§ Document text
►
Park explained that for whole genome sequencing or exome sequencing, the labs routinely look at the protein-producing genes of the samples, and from these, they tend to pinpoint the genetic mutations that could lead to disease.

He added that there are around 18000 exomes that need to be sequenced, and thus many can be overlooked or missed out. He warned that nearly half of the tests fail to locate a mutation. This new study looked at why many of these tests come back with negative results, he said.

Why are parts of the genome being overlooked?

For this study, they looked at patient samples for 36 patients between 2012 and 2016. Of these samples, 12 had been analyzed primarily by three national clinical laboratories, and their results had been widely varied. The authors of the study found that the genome of the patients was not fully analyzed because the labs were not following a uniform industry-advised and accepted protocol for the analysis.

Adequate analysis of the exomes includes sequencing each segment that codes for a protein at least twenty times per test. Among all the 36 samples, less than 1.5 percent of the genes were completely analyzed, and one lab particularly revealed that 28 percent of the genes were left unexamined. This lab examined only 5 percent of the DNA that was always analyzed. Yet another lab worked consistently on 27 percent of the genome and missed out on the rest, the team wrote.

What could this mean for diagnosing disease?

Park said, "And things really start to fall apart when you start thinking about using these tests to rule out a disease. A negative exome result is meaningless when so many of the genes are not thoroughly analyzed."

Jason Park, UT Southwestern

The team explained that when trying to detect a genetic condition such as epilepsy, they noted that one of the labs examined three-quarters of the whole genome in one patient sample while it examined only 40 percent of the sample in three other samples. Another lab examined less than 20 percent of the whole sequence, they wrote.

The team wrote, "The use of average measurements in large datasets such as exome/genome is only meaningful when the average is further described in combination with other summary statistics such as standard deviation and coefficient of variation... Additional statistics such as genes completely covered will also allow a more accurate assessment of the test's validity and would pressure clinical laboratories to achieve higher consistency."
◄
§ What you will do
Extend the article on gaps in clinical exome sequencing past its final paragraph.

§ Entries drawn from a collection
►
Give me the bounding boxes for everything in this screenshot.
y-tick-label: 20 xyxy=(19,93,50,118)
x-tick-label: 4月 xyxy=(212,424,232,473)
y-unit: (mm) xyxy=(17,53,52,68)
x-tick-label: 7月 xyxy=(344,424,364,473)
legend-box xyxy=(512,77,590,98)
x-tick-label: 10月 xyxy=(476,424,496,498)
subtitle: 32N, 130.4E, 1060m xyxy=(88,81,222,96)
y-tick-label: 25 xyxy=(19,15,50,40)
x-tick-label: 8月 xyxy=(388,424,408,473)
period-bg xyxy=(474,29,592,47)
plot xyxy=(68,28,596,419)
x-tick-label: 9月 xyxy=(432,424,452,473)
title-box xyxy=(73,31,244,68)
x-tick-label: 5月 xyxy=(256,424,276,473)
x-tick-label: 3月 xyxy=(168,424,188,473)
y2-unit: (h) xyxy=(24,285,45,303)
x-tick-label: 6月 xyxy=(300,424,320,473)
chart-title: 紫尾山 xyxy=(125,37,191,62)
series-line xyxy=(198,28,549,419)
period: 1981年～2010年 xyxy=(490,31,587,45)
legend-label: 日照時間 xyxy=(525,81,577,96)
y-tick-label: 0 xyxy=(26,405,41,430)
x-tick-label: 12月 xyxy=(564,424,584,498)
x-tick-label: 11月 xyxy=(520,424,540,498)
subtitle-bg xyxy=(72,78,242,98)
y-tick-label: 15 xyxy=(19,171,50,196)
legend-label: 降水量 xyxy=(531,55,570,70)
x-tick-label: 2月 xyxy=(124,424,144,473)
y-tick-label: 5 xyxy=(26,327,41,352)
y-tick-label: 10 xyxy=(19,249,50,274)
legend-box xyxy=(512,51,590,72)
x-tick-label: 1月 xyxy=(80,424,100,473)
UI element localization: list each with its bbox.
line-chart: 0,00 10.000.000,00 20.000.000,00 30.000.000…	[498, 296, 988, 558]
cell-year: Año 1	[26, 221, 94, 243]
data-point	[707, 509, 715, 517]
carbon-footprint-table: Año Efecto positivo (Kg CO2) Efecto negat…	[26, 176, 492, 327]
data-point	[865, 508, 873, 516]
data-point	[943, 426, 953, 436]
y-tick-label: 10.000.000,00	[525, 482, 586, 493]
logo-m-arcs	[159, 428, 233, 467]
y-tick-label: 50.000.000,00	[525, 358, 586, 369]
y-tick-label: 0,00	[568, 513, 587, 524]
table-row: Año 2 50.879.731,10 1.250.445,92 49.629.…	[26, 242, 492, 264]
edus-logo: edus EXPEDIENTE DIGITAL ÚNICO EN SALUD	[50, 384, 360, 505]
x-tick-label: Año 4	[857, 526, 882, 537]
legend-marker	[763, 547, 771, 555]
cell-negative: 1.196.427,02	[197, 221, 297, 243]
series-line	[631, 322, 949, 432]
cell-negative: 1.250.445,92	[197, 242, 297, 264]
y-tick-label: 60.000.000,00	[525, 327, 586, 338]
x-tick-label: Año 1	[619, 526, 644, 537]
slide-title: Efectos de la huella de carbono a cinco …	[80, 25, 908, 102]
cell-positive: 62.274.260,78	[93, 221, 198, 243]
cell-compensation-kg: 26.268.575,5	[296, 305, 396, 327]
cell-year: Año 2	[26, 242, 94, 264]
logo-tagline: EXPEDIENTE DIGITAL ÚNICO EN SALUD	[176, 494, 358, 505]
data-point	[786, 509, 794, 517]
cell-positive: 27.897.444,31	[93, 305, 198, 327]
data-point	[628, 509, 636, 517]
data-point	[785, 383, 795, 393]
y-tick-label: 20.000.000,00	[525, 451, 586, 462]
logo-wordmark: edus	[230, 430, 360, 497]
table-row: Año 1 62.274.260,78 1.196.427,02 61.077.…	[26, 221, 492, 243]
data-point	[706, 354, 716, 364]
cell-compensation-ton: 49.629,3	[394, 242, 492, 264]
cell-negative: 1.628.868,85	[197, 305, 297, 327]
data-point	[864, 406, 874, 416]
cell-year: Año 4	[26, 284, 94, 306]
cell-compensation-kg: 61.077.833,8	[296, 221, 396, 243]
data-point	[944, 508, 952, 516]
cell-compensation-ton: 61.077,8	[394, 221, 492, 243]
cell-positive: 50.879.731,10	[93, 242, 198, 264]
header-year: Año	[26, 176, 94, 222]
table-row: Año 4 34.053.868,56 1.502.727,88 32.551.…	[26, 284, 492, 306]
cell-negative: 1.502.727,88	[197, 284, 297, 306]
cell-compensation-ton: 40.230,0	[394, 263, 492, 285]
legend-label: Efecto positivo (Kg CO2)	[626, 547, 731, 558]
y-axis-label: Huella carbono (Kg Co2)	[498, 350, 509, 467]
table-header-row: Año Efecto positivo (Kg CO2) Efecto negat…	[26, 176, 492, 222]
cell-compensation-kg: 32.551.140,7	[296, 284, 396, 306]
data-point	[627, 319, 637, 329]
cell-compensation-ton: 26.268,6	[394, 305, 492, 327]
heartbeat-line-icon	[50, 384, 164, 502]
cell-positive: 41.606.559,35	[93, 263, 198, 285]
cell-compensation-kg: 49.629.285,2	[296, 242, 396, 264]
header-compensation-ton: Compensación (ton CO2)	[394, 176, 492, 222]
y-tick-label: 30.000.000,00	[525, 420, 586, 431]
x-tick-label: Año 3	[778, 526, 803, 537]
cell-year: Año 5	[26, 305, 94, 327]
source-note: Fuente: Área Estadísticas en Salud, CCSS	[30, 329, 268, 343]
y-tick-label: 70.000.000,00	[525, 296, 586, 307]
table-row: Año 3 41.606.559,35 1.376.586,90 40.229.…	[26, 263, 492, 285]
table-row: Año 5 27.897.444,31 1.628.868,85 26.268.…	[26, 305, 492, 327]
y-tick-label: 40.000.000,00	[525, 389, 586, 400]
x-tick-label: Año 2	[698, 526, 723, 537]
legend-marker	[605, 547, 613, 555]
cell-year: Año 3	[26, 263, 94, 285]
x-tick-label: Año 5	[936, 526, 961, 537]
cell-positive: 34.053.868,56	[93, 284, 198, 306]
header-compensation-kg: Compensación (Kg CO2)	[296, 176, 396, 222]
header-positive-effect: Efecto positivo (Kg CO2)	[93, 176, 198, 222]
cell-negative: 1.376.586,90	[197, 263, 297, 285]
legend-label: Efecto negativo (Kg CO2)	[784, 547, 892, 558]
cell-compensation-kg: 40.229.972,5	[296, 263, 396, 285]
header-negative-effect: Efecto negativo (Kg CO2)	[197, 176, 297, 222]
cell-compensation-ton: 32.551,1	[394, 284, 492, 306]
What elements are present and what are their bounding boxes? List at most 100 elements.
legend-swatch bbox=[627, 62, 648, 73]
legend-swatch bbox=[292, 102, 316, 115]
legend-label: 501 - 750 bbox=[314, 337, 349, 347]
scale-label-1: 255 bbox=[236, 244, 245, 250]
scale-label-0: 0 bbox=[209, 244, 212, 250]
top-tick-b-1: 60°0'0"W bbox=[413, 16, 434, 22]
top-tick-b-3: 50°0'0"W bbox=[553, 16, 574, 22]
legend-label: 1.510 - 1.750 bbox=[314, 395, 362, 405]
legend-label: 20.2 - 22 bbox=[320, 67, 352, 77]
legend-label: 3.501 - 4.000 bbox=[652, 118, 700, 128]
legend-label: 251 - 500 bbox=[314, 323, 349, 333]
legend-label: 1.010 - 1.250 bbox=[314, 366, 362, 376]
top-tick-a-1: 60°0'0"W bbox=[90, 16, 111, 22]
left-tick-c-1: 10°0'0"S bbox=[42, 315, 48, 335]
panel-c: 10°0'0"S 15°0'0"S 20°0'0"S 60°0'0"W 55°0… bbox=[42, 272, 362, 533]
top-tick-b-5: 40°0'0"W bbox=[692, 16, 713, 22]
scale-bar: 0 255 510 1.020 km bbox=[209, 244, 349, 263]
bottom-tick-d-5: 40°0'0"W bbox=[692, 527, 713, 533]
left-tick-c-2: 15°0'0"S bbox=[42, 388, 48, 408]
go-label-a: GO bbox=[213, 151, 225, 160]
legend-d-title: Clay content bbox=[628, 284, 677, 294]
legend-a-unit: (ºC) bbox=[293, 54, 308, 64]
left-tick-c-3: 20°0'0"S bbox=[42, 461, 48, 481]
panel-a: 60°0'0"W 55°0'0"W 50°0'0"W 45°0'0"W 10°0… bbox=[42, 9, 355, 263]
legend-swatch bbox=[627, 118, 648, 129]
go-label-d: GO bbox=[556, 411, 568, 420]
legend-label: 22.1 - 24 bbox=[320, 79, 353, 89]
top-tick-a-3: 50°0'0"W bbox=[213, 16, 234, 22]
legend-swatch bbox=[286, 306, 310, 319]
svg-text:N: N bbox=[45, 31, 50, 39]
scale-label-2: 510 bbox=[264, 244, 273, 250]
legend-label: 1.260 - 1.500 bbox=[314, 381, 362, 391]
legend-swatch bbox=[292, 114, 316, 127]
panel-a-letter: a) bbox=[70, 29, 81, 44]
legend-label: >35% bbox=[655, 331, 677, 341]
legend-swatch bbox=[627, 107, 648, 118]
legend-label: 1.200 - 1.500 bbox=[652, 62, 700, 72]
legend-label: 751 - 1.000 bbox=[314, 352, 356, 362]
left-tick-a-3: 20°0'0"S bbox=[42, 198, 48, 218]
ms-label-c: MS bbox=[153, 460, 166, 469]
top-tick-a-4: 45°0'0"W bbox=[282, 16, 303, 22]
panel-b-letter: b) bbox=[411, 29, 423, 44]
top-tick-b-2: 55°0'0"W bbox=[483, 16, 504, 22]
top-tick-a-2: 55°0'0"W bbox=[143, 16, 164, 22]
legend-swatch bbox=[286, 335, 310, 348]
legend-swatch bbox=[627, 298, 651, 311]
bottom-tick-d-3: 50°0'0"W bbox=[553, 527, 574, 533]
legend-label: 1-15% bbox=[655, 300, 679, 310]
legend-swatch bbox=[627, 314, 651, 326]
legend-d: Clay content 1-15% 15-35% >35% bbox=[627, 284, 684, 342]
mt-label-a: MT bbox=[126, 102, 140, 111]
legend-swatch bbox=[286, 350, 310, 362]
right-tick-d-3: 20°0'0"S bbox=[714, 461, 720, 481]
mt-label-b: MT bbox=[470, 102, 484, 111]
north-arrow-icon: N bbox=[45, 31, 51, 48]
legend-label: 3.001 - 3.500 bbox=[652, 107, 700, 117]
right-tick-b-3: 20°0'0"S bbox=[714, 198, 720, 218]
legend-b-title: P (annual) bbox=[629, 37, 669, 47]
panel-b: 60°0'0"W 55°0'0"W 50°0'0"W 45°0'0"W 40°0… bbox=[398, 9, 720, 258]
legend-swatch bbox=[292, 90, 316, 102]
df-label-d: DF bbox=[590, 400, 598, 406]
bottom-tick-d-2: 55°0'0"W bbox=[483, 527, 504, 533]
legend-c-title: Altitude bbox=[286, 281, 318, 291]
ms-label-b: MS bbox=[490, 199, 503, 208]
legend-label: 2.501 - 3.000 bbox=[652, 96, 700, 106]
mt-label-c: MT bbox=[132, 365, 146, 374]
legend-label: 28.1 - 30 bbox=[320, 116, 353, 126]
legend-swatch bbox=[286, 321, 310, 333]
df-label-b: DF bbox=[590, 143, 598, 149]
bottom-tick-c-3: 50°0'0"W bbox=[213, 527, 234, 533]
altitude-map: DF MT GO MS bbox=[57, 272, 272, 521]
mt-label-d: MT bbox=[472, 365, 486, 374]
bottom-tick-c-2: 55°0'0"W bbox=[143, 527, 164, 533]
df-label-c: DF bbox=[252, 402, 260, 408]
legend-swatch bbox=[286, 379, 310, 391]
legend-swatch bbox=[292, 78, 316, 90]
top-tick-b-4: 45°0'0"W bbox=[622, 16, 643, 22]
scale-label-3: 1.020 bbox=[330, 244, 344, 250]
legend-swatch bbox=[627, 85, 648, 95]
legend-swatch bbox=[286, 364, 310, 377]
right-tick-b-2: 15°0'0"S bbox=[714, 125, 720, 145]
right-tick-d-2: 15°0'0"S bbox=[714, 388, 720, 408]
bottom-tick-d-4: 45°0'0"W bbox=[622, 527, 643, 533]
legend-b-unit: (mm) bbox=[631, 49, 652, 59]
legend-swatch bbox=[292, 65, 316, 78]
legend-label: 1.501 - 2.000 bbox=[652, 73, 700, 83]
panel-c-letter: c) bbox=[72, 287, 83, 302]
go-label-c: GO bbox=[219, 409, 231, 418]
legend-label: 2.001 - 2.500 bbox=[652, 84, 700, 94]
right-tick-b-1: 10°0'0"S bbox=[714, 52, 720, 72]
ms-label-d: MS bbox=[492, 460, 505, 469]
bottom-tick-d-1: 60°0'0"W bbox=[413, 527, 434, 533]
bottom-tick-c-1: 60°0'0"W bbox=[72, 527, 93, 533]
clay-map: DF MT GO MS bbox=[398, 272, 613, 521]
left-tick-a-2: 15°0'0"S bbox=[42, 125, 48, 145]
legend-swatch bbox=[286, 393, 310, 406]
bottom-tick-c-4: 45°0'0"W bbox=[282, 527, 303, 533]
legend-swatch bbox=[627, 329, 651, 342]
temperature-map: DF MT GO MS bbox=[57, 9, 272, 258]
◄
§ Answer box
What needs to be done to improve this?

Garrett Gotway, corresponding and first author of the study and a clinical geneticist at UT Southwestern, said, "When we saw this data we made it a regular practice to ask the labs about coverage of specific genes. I don't think you can expect complete coverage of 18,000 genes every time, but it's fair to expect 90 percent or more."

He added that this new study would help physicians become more aware and ask labs to look at the genome more thoroughly before pronouncing negative results.

Clinical exomes can be helpful in complex cases, but you probably don't need one if a kid has epilepsy and doesn't have other complicating clinical problems. There's a decent chance the exome test will come back negative and the parents are still left wondering about the genetic basis for their child's disease."

Garrett Gotway, UT Southwestern

The way out, he suggested, would be a complete analysis of a small panel of genes associated with the disease. This would save on costs and also raise the possibility of a diagnosis, he said.

"Although genomic testing is complex, traditional quality-control tools such as control charting may be useful in visually demonstrating the importance of intersample sequencing assessment for entire genes or specific variant locations," the authors wrote.

They concluded, "Poor consistency in complete gene coverage was seen in the clinical exome laboratories surveyed. The degree of consistency varied widely between the laboratories."